# Work to do:
a) From the call transcript, output the passage from "Thank you, sir. Thank you very" up to and including "is my question.".
b) According to the call transcript, what is the current state of CEAT's working capital?
c) Resume the call transcript from the point where it stops.

## Begin Extract provided

Understood. Understood. Thank you.

Operator

Next question comes from the line of Jatin Parashar with Parashar Estate . Please go ahead.

Jatin Parashar
Analyst, Parashar Estate Pvt. Ltd

Thank you, sir. Thank you very much for giving me the opportunity, sir. This is my first time talking to any company, sir. Sir, my question is this, sir. If you choose to purchase this company, sir, if I talk about this corporation, sir, will it handle us or not, sir?

Arnab Banerjee
Managing Director and CEO, CEAT

Can you please repeat your question?

Jatin Parashar
Analyst, Parashar Estate Pvt. Ltd

Thank you, sir. Thank you for giving me an opportunity. Sir, my question to you is this, sir. If you use the 30%, will come from equity, and 75% will come from this, sir. If you follow up the balance sheet, sir, sir, the equity ratio is very less, sir. So will it help us, sir, or not, sir? If we are not able to manage the current shortcomings, how will this acquisition be useful, or what will happen, sir? So this is my question.

Arnab Banerjee
Managing Director and CEO, CEAT

Okay. See, quick ratio is basically a better version of current ratio. Okay. Our understanding, I'm just saying, so assets which can be current assets and current liabilities which can be converted into cash within a period of six months is normally we call it as quick, and current assets is, say, average about a year, so maybe C. We don't see any implications with respect to that because of the acquisition. As of now, CEAT's working capital is a little on the negative side. I do not think it will undergo any change on account of this particular acquisition. So therefore, it may not have any adverse impact. I hope I've responded to your question.

## End Extract provided
## Begin Listed records

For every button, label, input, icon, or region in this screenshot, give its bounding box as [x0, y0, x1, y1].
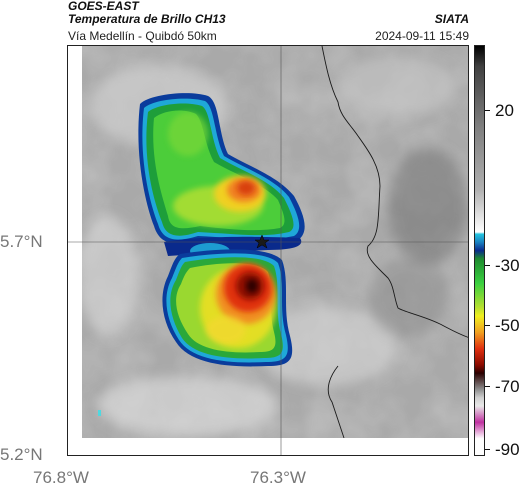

## End Listed records
## Begin Listed records

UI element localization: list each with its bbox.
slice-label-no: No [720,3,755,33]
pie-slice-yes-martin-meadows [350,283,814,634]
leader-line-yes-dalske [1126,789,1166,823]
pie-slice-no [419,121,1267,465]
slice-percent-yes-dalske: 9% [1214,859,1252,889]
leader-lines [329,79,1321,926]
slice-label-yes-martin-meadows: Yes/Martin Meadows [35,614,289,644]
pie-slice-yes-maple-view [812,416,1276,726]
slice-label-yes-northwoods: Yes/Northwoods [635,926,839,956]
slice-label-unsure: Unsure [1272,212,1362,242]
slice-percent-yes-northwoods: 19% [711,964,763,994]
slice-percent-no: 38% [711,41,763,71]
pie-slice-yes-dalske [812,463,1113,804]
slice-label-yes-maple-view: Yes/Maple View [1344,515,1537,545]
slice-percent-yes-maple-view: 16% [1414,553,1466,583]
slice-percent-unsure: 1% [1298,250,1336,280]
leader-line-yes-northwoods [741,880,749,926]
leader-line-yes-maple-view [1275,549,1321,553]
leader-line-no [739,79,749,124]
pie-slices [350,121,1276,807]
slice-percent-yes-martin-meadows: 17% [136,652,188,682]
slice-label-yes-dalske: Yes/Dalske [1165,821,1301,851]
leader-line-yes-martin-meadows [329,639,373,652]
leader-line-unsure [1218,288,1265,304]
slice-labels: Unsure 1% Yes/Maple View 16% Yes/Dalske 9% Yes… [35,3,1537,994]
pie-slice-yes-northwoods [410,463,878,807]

## End Listed records

# Task-by-task answers:
a)
Thank you, sir. Thank you very much for giving me the opportunity, sir. This is my first time talking to any company, sir. Sir, my question is this, sir. If you choose to purchase this company, sir, if I talk about this corporation, sir, will it handle us or not, sir?

Arnab Banerjee
Managing Director and CEO, CEAT

Can you please repeat your question?

Jatin Parashar
Analyst, Parashar Estate Pvt. Ltd

Thank you, sir. Thank you for giving me an opportunity. Sir, my question to you is this, sir. If you use the 30%, will come from equity, and 75% will come from this, sir. If you follow up the balance sheet, sir, sir, the equity ratio is very less, sir. So will it help us, sir, or not, sir? If we are not able to manage the current shortcomings, how will this acquisition be useful, or what will happen, sir? So this is my question.

b) It is a little on the negative side.

c)
Operator

Thank you. Mr. Parashar, please rejoin the queue.

Arnab Banerjee
Managing Director and CEO, CEAT

Congratulations, sir. Congrats for asking your first question to CEAT management team. I'm sure more such insightful questions will be addressed to your future clients. Thank you for giving us an opportunity to respond to your first question.

Operator

Thank you. Mr. Parashar, please rejoin the queue for more questions. Next question comes from the line of Kumar Pankaj, Axis Capital. Please go ahead.

Speaker 19

Thanks for taking my question. My question was on the acquisition. The timeline of the acquisition, I'm not sure about having spoken to them. And in your opening remarks, you mentioned that the margin is going to be 20%. You have acquired it.

Arnab Banerjee
Managing Director and CEO, CEAT

Your voice is not audible. There's a noise in the background. We can't hear you from.

Speaker 19

Just a second, please.

Arnab Banerjee
Managing Director and CEO, CEAT

Is it good to know?

Speaker 19

Yeah.

So my question is, when Michelin acquired this business, the margin that they acquired was 14%. And in your opening, you mentioned that the margin of the business that you acquired is at 20%. So is the reason for that is that you have acquired higher margins for the business, or the margins of the entire business itself have gone up over the years? Or has a leg of this margin improved?

Arnab Banerjee
Managing Director and CEO, CEAT

So firstly, we are not aware of the overall margin of Camso brand. We are aware of what we have seen in the construction equipment segment. Post-transition, this business has potential to have very strong margins, which we have indicated. In one of the questions, we also indicated it could track close to 20% or even above 20% in a stable situation.

Operator

Thank you. Mr. Kumar, please rejoin the queue for more questions. Next question comes from the line of Ronak Mehta, with JM Financial. Please go ahead.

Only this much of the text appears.